▶ _WHAT THE TASK ASKS_
Below are some records. Copy every line in them that holds "Assist".

▶ _Data records_
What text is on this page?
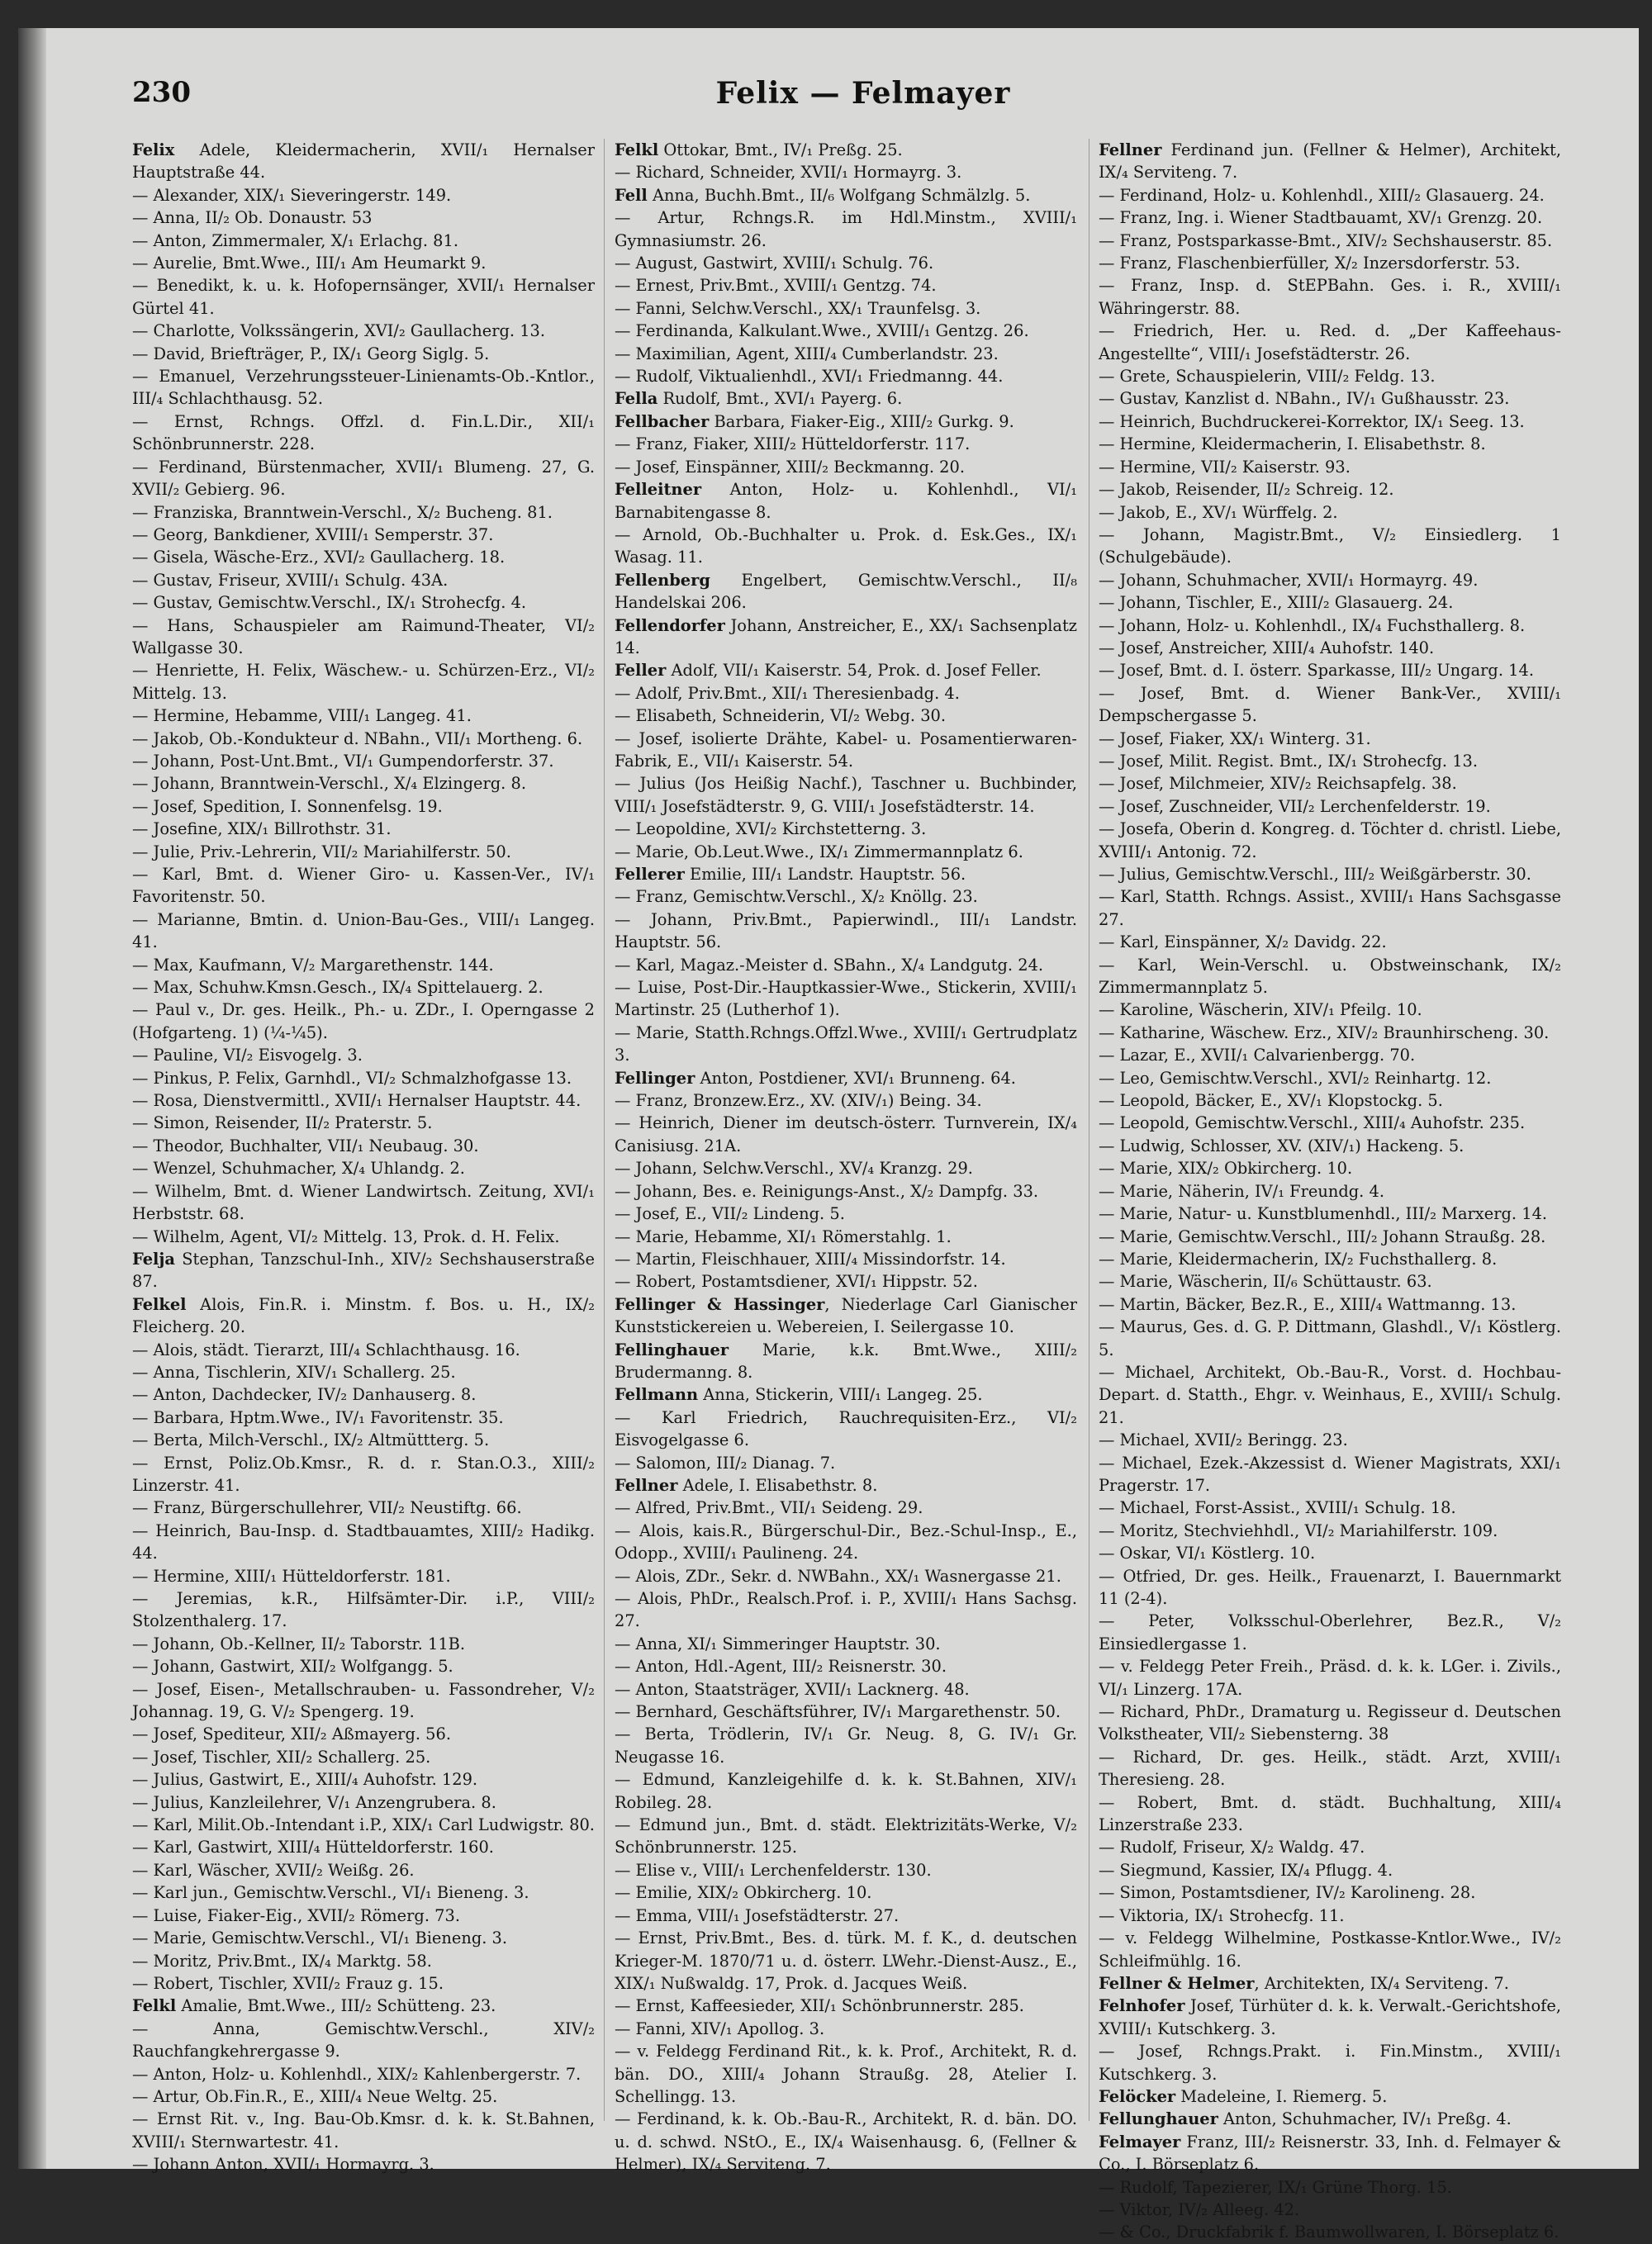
230	Felix — Felmayer

Felix Adele, Kleidermacherin, XVII/₁ Hernalser Hauptstraße 44.

— Alexander, XIX/₁ Sieveringerstr. 149.

— Anna, II/₂ Ob. Donaustr. 53

— Anton, Zimmermaler, X/₁ Erlachg. 81.

— Aurelie, Bmt.Wwe., III/₁ Am Heumarkt 9.

— Benedikt, k. u. k. Hofopernsänger, XVII/₁ Hernalser Gürtel 41.

— Charlotte, Volkssängerin, XVI/₂ Gaullacherg. 13.

— David, Briefträger, P., IX/₁ Georg Siglg. 5.

— Emanuel, Verzehrungssteuer-Linienamts-Ob.-Kntlor., III/₄ Schlachthausg. 52.

— Ernst, Rchngs. Offzl. d. Fin.L.Dir., XII/₁ Schönbrunnerstr. 228.

— Ferdinand, Bürstenmacher, XVII/₁ Blumeng. 27, G. XVII/₂ Gebierg. 96.

— Franziska, Branntwein-Verschl., X/₂ Bucheng. 81.

— Georg, Bankdiener, XVIII/₁ Semperstr. 37.

— Gisela, Wäsche-Erz., XVI/₂ Gaullacherg. 18.

— Gustav, Friseur, XVIII/₁ Schulg. 43A.

— Gustav, Gemischtw.Verschl., IX/₁ Strohecfg. 4.

— Hans, Schauspieler am Raimund-Theater, VI/₂ Wallgasse 30.

— Henriette, H. Felix, Wäschew.- u. Schürzen-Erz., VI/₂ Mittelg. 13.

— Hermine, Hebamme, VIII/₁ Langeg. 41.

— Jakob, Ob.-Kondukteur d. NBahn., VII/₁ Mortheng. 6.

— Johann, Post-Unt.Bmt., VI/₁ Gumpendorferstr. 37.

— Johann, Branntwein-Verschl., X/₄ Elzingerg. 8.

— Josef, Spedition, I. Sonnenfelsg. 19.

— Josefine, XIX/₁ Billrothstr. 31.

— Julie, Priv.-Lehrerin, VII/₂ Mariahilferstr. 50.

— Karl, Bmt. d. Wiener Giro- u. Kassen-Ver., IV/₁ Favoritenstr. 50.

— Marianne, Bmtin. d. Union-Bau-Ges., VIII/₁ Langeg. 41.

— Max, Kaufmann, V/₂ Margarethenstr. 144.

— Max, Schuhw.Kmsn.Gesch., IX/₄ Spittelauerg. 2.

— Paul v., Dr. ges. Heilk., Ph.- u. ZDr., I. Operngasse 2 (Hofgarteng. 1) (¼-¼5).

— Pauline, VI/₂ Eisvogelg. 3.

— Pinkus, P. Felix, Garnhdl., VI/₂ Schmalzhofgasse 13.

— Rosa, Dienstvermittl., XVII/₁ Hernalser Hauptstr. 44.

— Simon, Reisender, II/₂ Praterstr. 5.

— Theodor, Buchhalter, VII/₁ Neubaug. 30.

— Wenzel, Schuhmacher, X/₄ Uhlandg. 2.

— Wilhelm, Bmt. d. Wiener Landwirtsch. Zeitung, XVI/₁ Herbststr. 68.

— Wilhelm, Agent, VI/₂ Mittelg. 13, Prok. d. H. Felix.

Felja Stephan, Tanzschul-Inh., XIV/₂ Sechshauserstraße 87.

Felkel Alois, Fin.R. i. Minstm. f. Bos. u. H., IX/₂ Fleicherg. 20.

— Alois, städt. Tierarzt, III/₄ Schlachthausg. 16.

— Anna, Tischlerin, XIV/₁ Schallerg. 25.

— Anton, Dachdecker, IV/₂ Danhauserg. 8.

— Barbara, Hptm.Wwe., IV/₁ Favoritenstr. 35.

— Berta, Milch-Verschl., IX/₂ Altmüttterg. 5.

— Ernst, Poliz.Ob.Kmsr., R. d. r. Stan.O.3., XIII/₂ Linzerstr. 41.

— Franz, Bürgerschullehrer, VII/₂ Neustiftg. 66.

— Heinrich, Bau-Insp. d. Stadtbauamtes, XIII/₂ Hadikg. 44.

— Hermine, XIII/₁ Hütteldorferstr. 181.

— Jeremias, k.R., Hilfsämter-Dir. i.P., VIII/₂ Stolzenthalerg. 17.

— Johann, Ob.-Kellner, II/₂ Taborstr. 11B.

— Johann, Gastwirt, XII/₂ Wolfgangg. 5.

— Josef, Eisen-, Metallschrauben- u. Fassondreher, V/₂ Johannag. 19, G. V/₂ Spengerg. 19.

— Josef, Spediteur, XII/₂ Aßmayerg. 56.

— Josef, Tischler, XII/₂ Schallerg. 25.

— Julius, Gastwirt, E., XIII/₄ Auhofstr. 129.

— Julius, Kanzleilehrer, V/₁ Anzengrubera. 8.

— Karl, Milit.Ob.-Intendant i.P., XIX/₁ Carl Ludwigstr. 80.

— Karl, Gastwirt, XIII/₄ Hütteldorferstr. 160.

— Karl, Wäscher, XVII/₂ Weißg. 26.

— Karl jun., Gemischtw.Verschl., VI/₁ Bieneng. 3.

— Luise, Fiaker-Eig., XVII/₂ Römerg. 73.

— Marie, Gemischtw.Verschl., VI/₁ Bieneng. 3.

— Moritz, Priv.Bmt., IX/₄ Marktg. 58.

— Robert, Tischler, XVII/₂ Frauz g. 15.

Felkl Amalie, Bmt.Wwe., III/₂ Schütteng. 23.

— Anna, Gemischtw.Verschl., XIV/₂ Rauchfangkehrergasse 9.

— Anton, Holz- u. Kohlenhdl., XIX/₂ Kahlenbergerstr. 7.

— Artur, Ob.Fin.R., E., XIII/₄ Neue Weltg. 25.

— Ernst Rit. v., Ing. Bau-Ob.Kmsr. d. k. k. St.Bahnen, XVIII/₁ Sternwartestr. 41.

— Johann Anton, XVII/₁ Hormayrg. 3.

Felkl Ottokar, Bmt., IV/₁ Preßg. 25.

— Richard, Schneider, XVII/₁ Hormayrg. 3.

Fell Anna, Buchh.Bmt., II/₆ Wolfgang Schmälzlg. 5.

— Artur, Rchngs.R. im Hdl.Minstm., XVIII/₁ Gymnasiumstr. 26.

— August, Gastwirt, XVIII/₁ Schulg. 76.

— Ernest, Priv.Bmt., XVIII/₁ Gentzg. 74.

— Fanni, Selchw.Verschl., XX/₁ Traunfelsg. 3.

— Ferdinanda, Kalkulant.Wwe., XVIII/₁ Gentzg. 26.

— Maximilian, Agent, XIII/₄ Cumberlandstr. 23.

— Rudolf, Viktualienhdl., XVI/₁ Friedmanng. 44.

Fella Rudolf, Bmt., XVI/₁ Payerg. 6.

Fellbacher Barbara, Fiaker-Eig., XIII/₂ Gurkg. 9.

— Franz, Fiaker, XIII/₂ Hütteldorferstr. 117.

— Josef, Einspänner, XIII/₂ Beckmanng. 20.

Felleitner Anton, Holz- u. Kohlenhdl., VI/₁ Barnabitengasse 8.

— Arnold, Ob.-Buchhalter u. Prok. d. Esk.Ges., IX/₁ Wasag. 11.

Fellenberg Engelbert, Gemischtw.Verschl., II/₈ Handelskai 206.

Fellendorfer Johann, Anstreicher, E., XX/₁ Sachsenplatz 14.

Feller Adolf, VII/₁ Kaiserstr. 54, Prok. d. Josef Feller.

— Adolf, Priv.Bmt., XII/₁ Theresienbadg. 4.

— Elisabeth, Schneiderin, VI/₂ Webg. 30.

— Josef, isolierte Drähte, Kabel- u. Posamentierwaren-Fabrik, E., VII/₁ Kaiserstr. 54.

— Julius (Jos Heißig Nachf.), Taschner u. Buchbinder, VIII/₁ Josefstädterstr. 9, G. VIII/₁ Josefstädterstr. 14.

— Leopoldine, XVI/₂ Kirchstetterng. 3.

— Marie, Ob.Leut.Wwe., IX/₁ Zimmermannplatz 6.

Fellerer Emilie, III/₁ Landstr. Hauptstr. 56.

— Franz, Gemischtw.Verschl., X/₂ Knöllg. 23.

— Johann, Priv.Bmt., Papierwindl., III/₁ Landstr. Hauptstr. 56.

— Karl, Magaz.-Meister d. SBahn., X/₄ Landgutg. 24.

— Luise, Post-Dir.-Hauptkassier-Wwe., Stickerin, XVIII/₁ Martinstr. 25 (Lutherhof 1).

— Marie, Statth.Rchngs.Offzl.Wwe., XVIII/₁ Gertrudplatz 3.

Fellinger Anton, Postdiener, XVI/₁ Brunneng. 64.

— Franz, Bronzew.Erz., XV. (XIV/₁) Being. 34.

— Heinrich, Diener im deutsch-österr. Turnverein, IX/₄ Canisiusg. 21A.

— Johann, Selchw.Verschl., XV/₄ Kranzg. 29.

— Johann, Bes. e. Reinigungs-Anst., X/₂ Dampfg. 33.

— Josef, E., VII/₂ Lindeng. 5.

— Marie, Hebamme, XI/₁ Römerstahlg. 1.

— Martin, Fleischhauer, XIII/₄ Missindorfstr. 14.

— Robert, Postamtsdiener, XVI/₁ Hippstr. 52.

Fellinger & Hassinger, Niederlage Carl Gianischer Kunststickereien u. Webereien, I. Seilergasse 10.

Fellinghauer Marie, k.k. Bmt.Wwe., XIII/₂ Brudermanng. 8.

Fellmann Anna, Stickerin, VIII/₁ Langeg. 25.

— Karl Friedrich, Rauchrequisiten-Erz., VI/₂ Eisvogelgasse 6.

— Salomon, III/₂ Dianag. 7.

Fellner Adele, I. Elisabethstr. 8.

— Alfred, Priv.Bmt., VII/₁ Seideng. 29.

— Alois, kais.R., Bürgerschul-Dir., Bez.-Schul-Insp., E., Odopp., XVIII/₁ Paulineng. 24.

— Alois, ZDr., Sekr. d. NWBahn., XX/₁ Wasnergasse 21.

— Alois, PhDr., Realsch.Prof. i. P., XVIII/₁ Hans Sachsg. 27.

— Anna, XI/₁ Simmeringer Hauptstr. 30.

— Anton, Hdl.-Agent, III/₂ Reisnerstr. 30.

— Anton, Staatsträger, XVII/₁ Lacknerg. 48.

— Bernhard, Geschäftsführer, IV/₁ Margarethenstr. 50.

— Berta, Trödlerin, IV/₁ Gr. Neug. 8, G. IV/₁ Gr. Neugasse 16.

— Edmund, Kanzleigehilfe d. k. k. St.Bahnen, XIV/₁ Robileg. 28.

— Edmund jun., Bmt. d. städt. Elektrizitäts-Werke, V/₂ Schönbrunnerstr. 125.

— Elise v., VIII/₁ Lerchenfelderstr. 130.

— Emilie, XIX/₂ Obkircherg. 10.

— Emma, VIII/₁ Josefstädterstr. 27.

— Ernst, Priv.Bmt., Bes. d. türk. M. f. K., d. deutschen Krieger-M. 1870/71 u. d. österr. LWehr.-Dienst-Ausz., E., XIX/₁ Nußwaldg. 17, Prok. d. Jacques Weiß.

— Ernst, Kaffeesieder, XII/₁ Schönbrunnerstr. 285.

— Fanni, XIV/₁ Apollog. 3.

— v. Feldegg Ferdinand Rit., k. k. Prof., Architekt, R. d. bän. DO., XIII/₄ Johann Straußg. 28, Atelier I. Schellingg. 13.

— Ferdinand, k. k. Ob.-Bau-R., Architekt, R. d. bän. DO. u. d. schwd. NStO., E., IX/₄ Waisenhausg. 6, (Fellner & Helmer), IX/₄ Serviteng. 7.

Fellner Ferdinand jun. (Fellner & Helmer), Architekt, IX/₄ Serviteng. 7.

— Ferdinand, Holz- u. Kohlenhdl., XIII/₂ Glasauerg. 24.

— Franz, Ing. i. Wiener Stadtbauamt, XV/₁ Grenzg. 20.

— Franz, Postsparkasse-Bmt., XIV/₂ Sechshauserstr. 85.

— Franz, Flaschenbierfüller, X/₂ Inzersdorferstr. 53.

— Franz, Insp. d. StEPBahn. Ges. i. R., XVIII/₁ Währingerstr. 88.

— Friedrich, Her. u. Red. d. „Der Kaffeehaus-Angestellte“, VIII/₁ Josefstädterstr. 26.

— Grete, Schauspielerin, VIII/₂ Feldg. 13.

— Gustav, Kanzlist d. NBahn., IV/₁ Gußhausstr. 23.

— Heinrich, Buchdruckerei-Korrektor, IX/₁ Seeg. 13.

— Hermine, Kleidermacherin, I. Elisabethstr. 8.

— Hermine, VII/₂ Kaiserstr. 93.

— Jakob, Reisender, II/₂ Schreig. 12.

— Jakob, E., XV/₁ Würffelg. 2.

— Johann, Magistr.Bmt., V/₂ Einsiedlerg. 1 (Schulgebäude).

— Johann, Schuhmacher, XVII/₁ Hormayrg. 49.

— Johann, Tischler, E., XIII/₂ Glasauerg. 24.

— Johann, Holz- u. Kohlenhdl., IX/₄ Fuchsthallerg. 8.

— Josef, Anstreicher, XIII/₄ Auhofstr. 140.

— Josef, Bmt. d. I. österr. Sparkasse, III/₂ Ungarg. 14.

— Josef, Bmt. d. Wiener Bank-Ver., XVIII/₁ Dempschergasse 5.

— Josef, Fiaker, XX/₁ Winterg. 31.

— Josef, Milit. Regist. Bmt., IX/₁ Strohecfg. 13.

— Josef, Milchmeier, XIV/₂ Reichsapfelg. 38.

— Josef, Zuschneider, VII/₂ Lerchenfelderstr. 19.

— Josefa, Oberin d. Kongreg. d. Töchter d. christl. Liebe, XVIII/₁ Antonig. 72.

— Julius, Gemischtw.Verschl., III/₂ Weißgärberstr. 30.

— Karl, Statth. Rchngs. Assist., XVIII/₁ Hans Sachsgasse 27.

— Karl, Einspänner, X/₂ Davidg. 22.

— Karl, Wein-Verschl. u. Obstweinschank, IX/₂ Zimmermannplatz 5.

— Karoline, Wäscherin, XIV/₁ Pfeilg. 10.

— Katharine, Wäschew. Erz., XIV/₂ Braunhirscheng. 30.

— Lazar, E., XVII/₁ Calvarienbergg. 70.

— Leo, Gemischtw.Verschl., XVI/₂ Reinhartg. 12.

— Leopold, Bäcker, E., XV/₁ Klopstockg. 5.

— Leopold, Gemischtw.Verschl., XIII/₄ Auhofstr. 235.

— Ludwig, Schlosser, XV. (XIV/₁) Hackeng. 5.

— Marie, XIX/₂ Obkircherg. 10.

— Marie, Näherin, IV/₁ Freundg. 4.

— Marie, Natur- u. Kunstblumenhdl., III/₂ Marxerg. 14.

— Marie, Gemischtw.Verschl., III/₂ Johann Straußg. 28.

— Marie, Kleidermacherin, IX/₂ Fuchsthallerg. 8.

— Marie, Wäscherin, II/₆ Schüttaustr. 63.

— Martin, Bäcker, Bez.R., E., XIII/₄ Wattmanng. 13.

— Maurus, Ges. d. G. P. Dittmann, Glashdl., V/₁ Köstlerg. 5.

— Michael, Architekt, Ob.-Bau-R., Vorst. d. Hochbau-Depart. d. Statth., Ehgr. v. Weinhaus, E., XVIII/₁ Schulg. 21.

— Michael, XVII/₂ Beringg. 23.

— Michael, Ezek.-Akzessist d. Wiener Magistrats, XXI/₁ Pragerstr. 17.

— Michael, Forst-Assist., XVIII/₁ Schulg. 18.

— Moritz, Stechviehhdl., VI/₂ Mariahilferstr. 109.

— Oskar, VI/₁ Köstlerg. 10.

— Otfried, Dr. ges. Heilk., Frauenarzt, I. Bauernmarkt 11 (2-4).

— Peter, Volksschul-Oberlehrer, Bez.R., V/₂ Einsiedlergasse 1.

— v. Feldegg Peter Freih., Präsd. d. k. k. LGer. i. Zivils., VI/₁ Linzerg. 17A.

— Richard, PhDr., Dramaturg u. Regisseur d. Deutschen Volkstheater, VII/₂ Siebensterng. 38

— Richard, Dr. ges. Heilk., städt. Arzt, XVIII/₁ Theresieng. 28.

— Robert, Bmt. d. städt. Buchhaltung, XIII/₄ Linzerstraße 233.

— Rudolf, Friseur, X/₂ Waldg. 47.

— Siegmund, Kassier, IX/₄ Pflugg. 4.

— Simon, Postamtsdiener, IV/₂ Karolineng. 28.

— Viktoria, IX/₁ Strohecfg. 11.

— v. Feldegg Wilhelmine, Postkasse-Kntlor.Wwe., IV/₂ Schleifmühlg. 16.

Fellner & Helmer, Architekten, IX/₄ Serviteng. 7.

Felnhofer Josef, Türhüter d. k. k. Verwalt.-Gerichtshofe, XVIII/₁ Kutschkerg. 3.

— Josef, Rchngs.Prakt. i. Fin.Minstm., XVIII/₁ Kutschkerg. 3.

Felöcker Madeleine, I. Riemerg. 5.

Fellunghauer Anton, Schuhmacher, IV/₁ Preßg. 4.

Felmayer Franz, III/₂ Reisnerstr. 33, Inh. d. Felmayer & Co., I. Börseplatz 6.

— Rudolf, Tapezierer, IX/₁ Grüne Thorg. 15.

— Viktor, IV/₂ Alleeg. 42.

— & Co., Druckfabrik f. Baumwollwaren, I. Börseplatz 6.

▶ _EXERCISE ANSWER_
— Karl, Statth. Rchngs. Assist., XVIII/₁ Hans Sachsgasse 27.
— Michael, Forst-Assist., XVIII/₁ Schulg. 18.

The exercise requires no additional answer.